• [WRITTEN INSTRUCTION] Without including any pictures, write out all the entries exactly.

• [DATA EXTRACT]
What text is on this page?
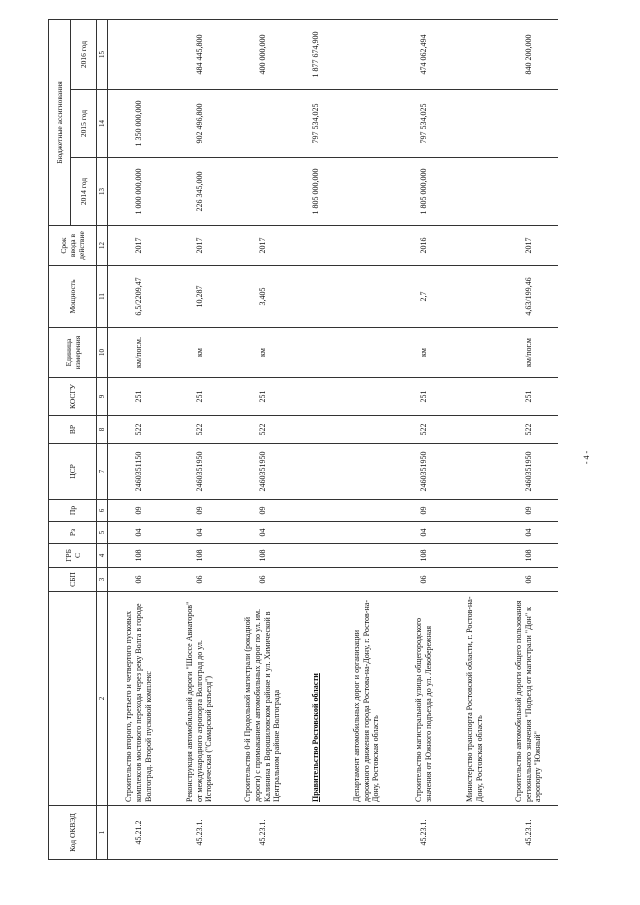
Код ОКВЭД		СБП	ГРБ С	Рз	Пр	ЦСР	ВР	КОСГУ	Единица измерения	Мощность	Срок ввода в действие	Бюджетные ассигнования		
												2014 год	2015 год	2016 год
1	2	3	4	5	6	7	8	9	10	11	12	13	14	15
45.21.2	Строительство второго, третьего и четвертого пусковых комплексов мостового перехода через реку Волга в городе Волгоград. Второй пусковой комплекс	06	108	04	09	2460351150	522	251	км/пог.м.	6,5/2209,47	2017	1 000 000,000	1 350 000,000	
45.23.1.	Реконструкция автомобильной дороги "Шоссе Авиаторов" от международного аэропорта Волгоград до ул. Историческая ("Самарский разъезд")	06	108	04	09	2460351950	522	251	км	10,287	2017	226 345,000	902 496,800	484 445,800
45.23.1.	Строительство 0-й Продольной магистрали (рокадной дороги) с примыканием автомобильных дорог по ул. им. Калинина в Ворошиловском районе и ул. Химической в Центральном районе Волгограда	06	108	04	09	2460351950	522	251	км	3,405	2017			400 000,000
	Правительство Ростовской области											1 805 000,000	797 534,025	1 877 674,900
	Департамент автомобильных дорог и организации дорожного движения города Ростова-на-Дону, г. Ростов-на-Дону, Ростовская область													
45.23.1.	Строительство магистральной улицы общегородского значения от Южного подъезда до ул. Левобережная	06	108	04	09	2460351950	522	251	км	2,7	2016	1 805 000,000	797 534,025	474 062,494
	Министерство транспорта Ростовской области, г. Ростов-на-Дону, Ростовская область													
45.23.1.	Строительство автомобильной дороги общего пользования регионального значения "Подъезд от магистрали "Дон" к аэропорту "Южный"	06	108	04	09	2460351950	522	251	км/пог.м	4,63/199,46	2017			840 200,000
- 4 -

• [ANSWER BELOW]
What text is on this page?
Код ОКВЭД		СБП	ГРБ С	Рз	Пр	ЦСР	ВР	КОСГУ	Единица измерения	Мощность	Срок ввода в действие	Бюджетные ассигнования		
												2014 год	2015 год	2016 год
1	2	3	4	5	6	7	8	9	10	11	12	13	14	15
45.21.2	Строительство второго, третьего и четвертого пусковых комплексов мостового перехода через реку Волга в городе Волгоград. Второй пусковой комплекс	06	108	04	09	2460351150	522	251	км/пог.м.	6,5/2209,47	2017	1 000 000,000	1 350 000,000	
45.23.1.	Реконструкция автомобильной дороги "Шоссе Авиаторов" от международного аэропорта Волгоград до ул. Историческая ("Самарский разъезд")	06	108	04	09	2460351950	522	251	км	10,287	2017	226 345,000	902 496,800	484 445,800
45.23.1.	Строительство 0-й Продольной магистрали (рокадной дороги) с примыканием автомобильных дорог по ул. им. Калинина в Ворошиловском районе и ул. Химической в Центральном районе Волгограда	06	108	04	09	2460351950	522	251	км	3,405	2017			400 000,000
	Правительство Ростовской области											1 805 000,000	797 534,025	1 877 674,900
	Департамент автомобильных дорог и организации дорожного движения города Ростова-на-Дону, г. Ростов-на-Дону, Ростовская область													
45.23.1.	Строительство магистральной улицы общегородского значения от Южного подъезда до ул. Левобережная	06	108	04	09	2460351950	522	251	км	2,7	2016	1 805 000,000	797 534,025	474 062,494
	Министерство транспорта Ростовской области, г. Ростов-на-Дону, Ростовская область													
45.23.1.	Строительство автомобильной дороги общего пользования регионального значения "Подъезд от магистрали "Дон" к аэропорту "Южный"	06	108	04	09	2460351950	522	251	км/пог.м	4,63/199,46	2017			840 200,000
- 4 -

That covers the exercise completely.